Work instructions: From the listing below, pick out each line with the word "JSON".

(Dataset rows)
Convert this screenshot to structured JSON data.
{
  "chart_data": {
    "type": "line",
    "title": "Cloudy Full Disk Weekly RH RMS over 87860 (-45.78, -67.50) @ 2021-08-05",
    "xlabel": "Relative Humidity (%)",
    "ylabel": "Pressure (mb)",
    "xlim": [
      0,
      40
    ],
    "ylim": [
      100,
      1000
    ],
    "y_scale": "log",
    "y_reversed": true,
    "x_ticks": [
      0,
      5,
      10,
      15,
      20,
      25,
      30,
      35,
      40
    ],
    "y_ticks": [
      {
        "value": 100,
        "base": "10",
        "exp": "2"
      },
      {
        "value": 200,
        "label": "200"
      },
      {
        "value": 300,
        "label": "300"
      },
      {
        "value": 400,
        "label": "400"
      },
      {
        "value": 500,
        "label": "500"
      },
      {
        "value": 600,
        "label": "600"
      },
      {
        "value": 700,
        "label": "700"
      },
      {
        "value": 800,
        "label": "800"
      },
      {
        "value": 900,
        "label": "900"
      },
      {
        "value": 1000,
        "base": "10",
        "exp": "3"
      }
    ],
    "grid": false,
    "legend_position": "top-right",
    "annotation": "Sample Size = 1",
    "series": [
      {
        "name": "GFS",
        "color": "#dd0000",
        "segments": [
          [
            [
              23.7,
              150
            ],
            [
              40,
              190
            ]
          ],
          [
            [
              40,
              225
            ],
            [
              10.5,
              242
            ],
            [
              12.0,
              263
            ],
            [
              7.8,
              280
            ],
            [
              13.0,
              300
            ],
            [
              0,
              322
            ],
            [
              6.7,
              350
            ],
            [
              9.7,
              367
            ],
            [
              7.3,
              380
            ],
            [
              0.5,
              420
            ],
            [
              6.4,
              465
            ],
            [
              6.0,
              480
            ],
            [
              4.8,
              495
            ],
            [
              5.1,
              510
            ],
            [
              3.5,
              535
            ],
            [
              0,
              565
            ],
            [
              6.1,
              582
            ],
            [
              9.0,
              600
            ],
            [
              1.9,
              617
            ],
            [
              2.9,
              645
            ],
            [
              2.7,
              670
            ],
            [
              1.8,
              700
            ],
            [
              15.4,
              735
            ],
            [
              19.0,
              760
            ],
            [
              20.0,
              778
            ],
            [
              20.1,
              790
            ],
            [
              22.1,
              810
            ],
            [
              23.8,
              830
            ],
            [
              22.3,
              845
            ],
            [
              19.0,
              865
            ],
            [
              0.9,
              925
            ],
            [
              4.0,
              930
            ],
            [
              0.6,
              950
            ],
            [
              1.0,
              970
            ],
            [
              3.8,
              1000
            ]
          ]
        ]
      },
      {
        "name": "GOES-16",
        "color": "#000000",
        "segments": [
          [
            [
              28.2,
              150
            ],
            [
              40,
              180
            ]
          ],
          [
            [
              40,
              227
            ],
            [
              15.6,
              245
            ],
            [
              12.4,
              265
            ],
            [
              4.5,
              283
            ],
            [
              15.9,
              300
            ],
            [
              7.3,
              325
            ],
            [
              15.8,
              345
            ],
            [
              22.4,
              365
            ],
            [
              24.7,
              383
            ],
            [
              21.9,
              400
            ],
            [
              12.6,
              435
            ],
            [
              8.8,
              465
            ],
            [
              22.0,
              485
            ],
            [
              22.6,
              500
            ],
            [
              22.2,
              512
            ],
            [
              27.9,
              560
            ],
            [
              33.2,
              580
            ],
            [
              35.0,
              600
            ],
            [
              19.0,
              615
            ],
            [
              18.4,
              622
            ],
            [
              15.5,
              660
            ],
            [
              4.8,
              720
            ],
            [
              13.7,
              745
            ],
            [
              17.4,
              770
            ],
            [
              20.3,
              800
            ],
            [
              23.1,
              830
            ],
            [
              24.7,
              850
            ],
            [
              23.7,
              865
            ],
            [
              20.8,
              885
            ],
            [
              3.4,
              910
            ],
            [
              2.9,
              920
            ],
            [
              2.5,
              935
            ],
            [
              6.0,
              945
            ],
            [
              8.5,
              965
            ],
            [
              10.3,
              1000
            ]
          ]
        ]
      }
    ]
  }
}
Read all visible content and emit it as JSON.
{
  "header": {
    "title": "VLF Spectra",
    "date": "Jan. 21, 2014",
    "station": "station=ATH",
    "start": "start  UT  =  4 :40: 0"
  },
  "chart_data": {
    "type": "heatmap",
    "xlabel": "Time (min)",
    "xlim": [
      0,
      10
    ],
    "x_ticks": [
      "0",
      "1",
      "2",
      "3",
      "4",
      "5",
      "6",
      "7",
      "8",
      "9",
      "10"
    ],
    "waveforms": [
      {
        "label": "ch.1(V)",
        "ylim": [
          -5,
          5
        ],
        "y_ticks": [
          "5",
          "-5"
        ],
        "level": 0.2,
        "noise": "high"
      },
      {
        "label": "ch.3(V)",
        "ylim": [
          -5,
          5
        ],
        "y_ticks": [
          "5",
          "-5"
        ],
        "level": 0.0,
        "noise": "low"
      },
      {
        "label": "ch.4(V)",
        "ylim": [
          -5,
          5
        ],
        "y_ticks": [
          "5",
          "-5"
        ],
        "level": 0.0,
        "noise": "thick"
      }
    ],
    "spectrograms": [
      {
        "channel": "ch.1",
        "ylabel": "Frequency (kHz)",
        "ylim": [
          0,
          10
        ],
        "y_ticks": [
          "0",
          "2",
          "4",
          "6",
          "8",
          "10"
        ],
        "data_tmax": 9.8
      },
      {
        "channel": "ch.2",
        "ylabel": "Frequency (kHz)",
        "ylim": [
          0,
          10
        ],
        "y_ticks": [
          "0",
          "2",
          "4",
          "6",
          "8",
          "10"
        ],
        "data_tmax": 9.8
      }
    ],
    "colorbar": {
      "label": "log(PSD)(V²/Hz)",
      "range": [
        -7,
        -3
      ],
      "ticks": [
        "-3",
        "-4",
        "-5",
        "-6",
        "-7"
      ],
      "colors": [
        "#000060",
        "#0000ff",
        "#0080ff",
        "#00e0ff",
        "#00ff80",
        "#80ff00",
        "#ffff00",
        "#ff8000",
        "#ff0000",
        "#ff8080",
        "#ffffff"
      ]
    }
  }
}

Task response:
Convert this screenshot to structured JSON data.
Read all visible content and emit it as JSON.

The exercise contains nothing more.